◆ Written exercise
Every record below should be transcribed exactly. Omit the images.

◆ Data listing
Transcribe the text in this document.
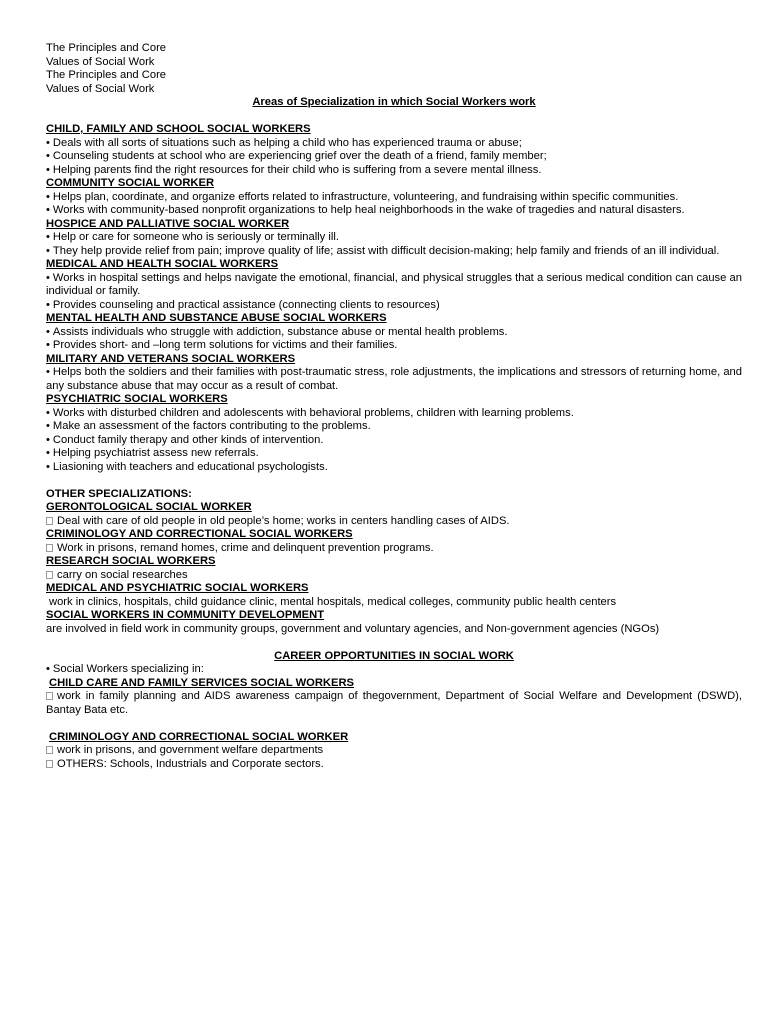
The Principles and Core
Values of Social Work
The Principles and Core
Values of Social Work
Areas of Specialization in which Social Workers work
CHILD, FAMILY AND SCHOOL SOCIAL WORKERS
• Deals with all sorts of situations such as helping a child who has experienced trauma or abuse;
• Counseling students at school who are experiencing grief over the death of a friend, family member;
• Helping parents find the right resources for their child who is suffering from a severe mental illness.
COMMUNITY SOCIAL WORKER
• Helps plan, coordinate, and organize efforts related to infrastructure, volunteering, and fundraising within specific communities.
• Works with community-based nonprofit organizations to help heal neighborhoods in the wake of tragedies and natural disasters.
HOSPICE AND PALLIATIVE SOCIAL WORKER
• Help or care for someone who is seriously or terminally ill.
• They help provide relief from pain; improve quality of life; assist with difficult decision-making; help family and friends of an ill individual.
MEDICAL AND HEALTH SOCIAL WORKERS
• Works in hospital settings and helps navigate the emotional, financial, and physical struggles that a serious medical condition can cause an individual or family.
• Provides counseling and practical assistance (connecting clients to resources)
MENTAL HEALTH AND SUBSTANCE ABUSE SOCIAL WORKERS
• Assists individuals who struggle with addiction, substance abuse or mental health problems.
• Provides short- and –long term solutions for victims and their families.
MILITARY AND VETERANS SOCIAL WORKERS
• Helps both the soldiers and their families with post-traumatic stress, role adjustments, the implications and stressors of returning home, and any substance abuse that may occur as a result of combat.
PSYCHIATRIC SOCIAL WORKERS
• Works with disturbed children and adolescents with behavioral problems, children with learning problems.
• Make an assessment of the factors contributing to the problems.
• Conduct family therapy and other kinds of intervention.
• Helping psychiatrist assess new referrals.
• Liasioning with teachers and educational psychologists.
OTHER SPECIALIZATIONS:
GERONTOLOGICAL SOCIAL WORKER
Deal with care of old people in old people’s home; works in centers handling cases of AIDS.
CRIMINOLOGY AND CORRECTIONAL SOCIAL WORKERS
Work in prisons, remand homes, crime and delinquent prevention programs.
RESEARCH SOCIAL WORKERS
carry on social researches
MEDICAL AND PSYCHIATRIC SOCIAL WORKERS
work in clinics, hospitals, child guidance clinic, mental hospitals, medical colleges, community public health centers
SOCIAL WORKERS IN COMMUNITY DEVELOPMENT
are involved in field work in community groups, government and voluntary agencies, and Non-government agencies (NGOs)
CAREER OPPORTUNITIES IN SOCIAL WORK
• Social Workers specializing in:
CHILD CARE AND FAMILY SERVICES SOCIAL WORKERS
work in family planning and AIDS awareness campaign of thegovernment, Department of Social Welfare and Development (DSWD), Bantay Bata etc.
CRIMINOLOGY AND CORRECTIONAL SOCIAL WORKER
work in prisons, and government welfare departments
OTHERS: Schools, Industrials and Corporate sectors.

◆ Reply to the task
Transcribe the text in this document.
The Principles and Core
Values of Social Work
The Principles and Core
Values of Social Work
Areas of Specialization in which Social Workers work
CHILD, FAMILY AND SCHOOL SOCIAL WORKERS
• Deals with all sorts of situations such as helping a child who has experienced trauma or abuse;
• Counseling students at school who are experiencing grief over the death of a friend, family member;
• Helping parents find the right resources for their child who is suffering from a severe mental illness.
COMMUNITY SOCIAL WORKER
• Helps plan, coordinate, and organize efforts related to infrastructure, volunteering, and fundraising within specific communities.
• Works with community-based nonprofit organizations to help heal neighborhoods in the wake of tragedies and natural disasters.
HOSPICE AND PALLIATIVE SOCIAL WORKER
• Help or care for someone who is seriously or terminally ill.
• They help provide relief from pain; improve quality of life; assist with difficult decision-making; help family and friends of an ill individual.
MEDICAL AND HEALTH SOCIAL WORKERS
• Works in hospital settings and helps navigate the emotional, financial, and physical struggles that a serious medical condition can cause an individual or family.
• Provides counseling and practical assistance (connecting clients to resources)
MENTAL HEALTH AND SUBSTANCE ABUSE SOCIAL WORKERS
• Assists individuals who struggle with addiction, substance abuse or mental health problems.
• Provides short- and –long term solutions for victims and their families.
MILITARY AND VETERANS SOCIAL WORKERS
• Helps both the soldiers and their families with post-traumatic stress, role adjustments, the implications and stressors of returning home, and any substance abuse that may occur as a result of combat.
PSYCHIATRIC SOCIAL WORKERS
• Works with disturbed children and adolescents with behavioral problems, children with learning problems.
• Make an assessment of the factors contributing to the problems.
• Conduct family therapy and other kinds of intervention.
• Helping psychiatrist assess new referrals.
• Liasioning with teachers and educational psychologists.
OTHER SPECIALIZATIONS:
GERONTOLOGICAL SOCIAL WORKER
Deal with care of old people in old people’s home; works in centers handling cases of AIDS.
CRIMINOLOGY AND CORRECTIONAL SOCIAL WORKERS
Work in prisons, remand homes, crime and delinquent prevention programs.
RESEARCH SOCIAL WORKERS
carry on social researches
MEDICAL AND PSYCHIATRIC SOCIAL WORKERS
work in clinics, hospitals, child guidance clinic, mental hospitals, medical colleges, community public health centers
SOCIAL WORKERS IN COMMUNITY DEVELOPMENT
are involved in field work in community groups, government and voluntary agencies, and Non-government agencies (NGOs)
CAREER OPPORTUNITIES IN SOCIAL WORK
• Social Workers specializing in:
CHILD CARE AND FAMILY SERVICES SOCIAL WORKERS
work in family planning and AIDS awareness campaign of thegovernment, Department of Social Welfare and Development (DSWD), Bantay Bata etc.
CRIMINOLOGY AND CORRECTIONAL SOCIAL WORKER
work in prisons, and government welfare departments
OTHERS: Schools, Industrials and Corporate sectors.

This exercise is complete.